_EXERCISE TASK_.
Say how many lines contain "kata"; the answer is the number alone.

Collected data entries
>>

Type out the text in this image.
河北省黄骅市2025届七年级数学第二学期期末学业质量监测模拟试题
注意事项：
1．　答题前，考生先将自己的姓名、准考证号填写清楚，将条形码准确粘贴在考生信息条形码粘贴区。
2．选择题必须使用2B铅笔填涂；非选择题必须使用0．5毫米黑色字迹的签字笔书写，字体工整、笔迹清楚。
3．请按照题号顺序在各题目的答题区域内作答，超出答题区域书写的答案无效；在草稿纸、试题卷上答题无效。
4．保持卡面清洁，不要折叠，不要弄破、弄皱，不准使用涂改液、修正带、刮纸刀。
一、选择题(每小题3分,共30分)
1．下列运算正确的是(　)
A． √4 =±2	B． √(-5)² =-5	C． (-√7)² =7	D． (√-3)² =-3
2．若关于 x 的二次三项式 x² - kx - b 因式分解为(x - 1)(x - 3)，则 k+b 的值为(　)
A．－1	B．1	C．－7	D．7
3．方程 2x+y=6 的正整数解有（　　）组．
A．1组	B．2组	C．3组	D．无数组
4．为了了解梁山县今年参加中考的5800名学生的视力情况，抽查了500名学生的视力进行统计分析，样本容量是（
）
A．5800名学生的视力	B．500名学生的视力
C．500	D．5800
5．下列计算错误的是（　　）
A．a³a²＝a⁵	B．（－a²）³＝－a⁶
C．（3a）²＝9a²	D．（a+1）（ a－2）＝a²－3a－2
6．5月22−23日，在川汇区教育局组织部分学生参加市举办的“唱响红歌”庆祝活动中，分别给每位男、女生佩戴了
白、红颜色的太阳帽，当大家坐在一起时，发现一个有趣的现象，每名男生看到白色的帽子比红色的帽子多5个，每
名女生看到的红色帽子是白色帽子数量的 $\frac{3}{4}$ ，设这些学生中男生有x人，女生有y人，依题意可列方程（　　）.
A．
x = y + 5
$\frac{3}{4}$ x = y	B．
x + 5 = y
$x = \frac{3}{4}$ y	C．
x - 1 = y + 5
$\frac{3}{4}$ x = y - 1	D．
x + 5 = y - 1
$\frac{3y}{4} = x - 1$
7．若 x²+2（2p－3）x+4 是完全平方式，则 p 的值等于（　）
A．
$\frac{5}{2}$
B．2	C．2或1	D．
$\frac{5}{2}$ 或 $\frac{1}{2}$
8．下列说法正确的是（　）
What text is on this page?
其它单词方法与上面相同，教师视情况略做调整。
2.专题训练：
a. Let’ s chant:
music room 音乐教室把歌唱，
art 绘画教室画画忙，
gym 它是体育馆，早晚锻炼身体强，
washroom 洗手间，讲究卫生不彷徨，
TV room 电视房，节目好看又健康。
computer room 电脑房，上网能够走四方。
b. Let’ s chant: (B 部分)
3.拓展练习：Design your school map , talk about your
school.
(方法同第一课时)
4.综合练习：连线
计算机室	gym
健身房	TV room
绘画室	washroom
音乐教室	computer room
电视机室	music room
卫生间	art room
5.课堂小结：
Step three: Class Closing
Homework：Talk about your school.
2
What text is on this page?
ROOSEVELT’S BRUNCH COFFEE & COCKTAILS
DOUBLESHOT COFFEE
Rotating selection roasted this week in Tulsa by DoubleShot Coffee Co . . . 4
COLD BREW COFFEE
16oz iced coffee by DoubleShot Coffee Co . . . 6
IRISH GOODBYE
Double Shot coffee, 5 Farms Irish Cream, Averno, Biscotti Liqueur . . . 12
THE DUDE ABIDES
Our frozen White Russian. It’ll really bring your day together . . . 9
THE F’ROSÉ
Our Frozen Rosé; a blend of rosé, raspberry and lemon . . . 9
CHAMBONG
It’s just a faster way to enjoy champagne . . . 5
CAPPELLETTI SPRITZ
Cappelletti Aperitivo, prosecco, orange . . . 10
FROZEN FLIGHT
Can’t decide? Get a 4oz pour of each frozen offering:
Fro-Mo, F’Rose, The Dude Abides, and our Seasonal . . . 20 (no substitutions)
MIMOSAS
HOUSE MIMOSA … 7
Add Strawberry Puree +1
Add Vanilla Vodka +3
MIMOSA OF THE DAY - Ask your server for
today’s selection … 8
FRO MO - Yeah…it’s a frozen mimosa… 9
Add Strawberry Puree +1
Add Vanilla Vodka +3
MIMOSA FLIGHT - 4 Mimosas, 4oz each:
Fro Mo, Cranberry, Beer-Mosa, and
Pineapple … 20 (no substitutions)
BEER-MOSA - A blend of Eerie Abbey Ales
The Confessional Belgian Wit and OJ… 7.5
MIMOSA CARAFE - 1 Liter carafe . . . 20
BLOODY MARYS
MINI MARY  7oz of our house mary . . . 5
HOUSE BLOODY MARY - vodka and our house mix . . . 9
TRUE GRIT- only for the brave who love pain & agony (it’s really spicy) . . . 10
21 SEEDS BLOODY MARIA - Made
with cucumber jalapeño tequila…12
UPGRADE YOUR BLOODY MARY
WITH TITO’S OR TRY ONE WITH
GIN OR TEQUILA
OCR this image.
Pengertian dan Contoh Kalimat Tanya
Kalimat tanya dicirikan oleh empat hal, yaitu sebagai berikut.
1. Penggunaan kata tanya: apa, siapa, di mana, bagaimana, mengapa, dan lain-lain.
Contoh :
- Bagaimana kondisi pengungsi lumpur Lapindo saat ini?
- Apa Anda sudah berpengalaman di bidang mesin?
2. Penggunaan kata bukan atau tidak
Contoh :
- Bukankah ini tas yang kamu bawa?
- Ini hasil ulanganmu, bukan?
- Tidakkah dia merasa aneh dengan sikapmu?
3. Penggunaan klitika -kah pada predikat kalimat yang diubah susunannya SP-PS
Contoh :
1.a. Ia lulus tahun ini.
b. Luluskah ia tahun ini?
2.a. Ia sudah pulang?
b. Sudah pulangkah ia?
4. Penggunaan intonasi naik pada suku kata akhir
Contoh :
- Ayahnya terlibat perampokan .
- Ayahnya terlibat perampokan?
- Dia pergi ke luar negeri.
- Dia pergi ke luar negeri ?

<<

_RESULT FOR THIS TASK_.
3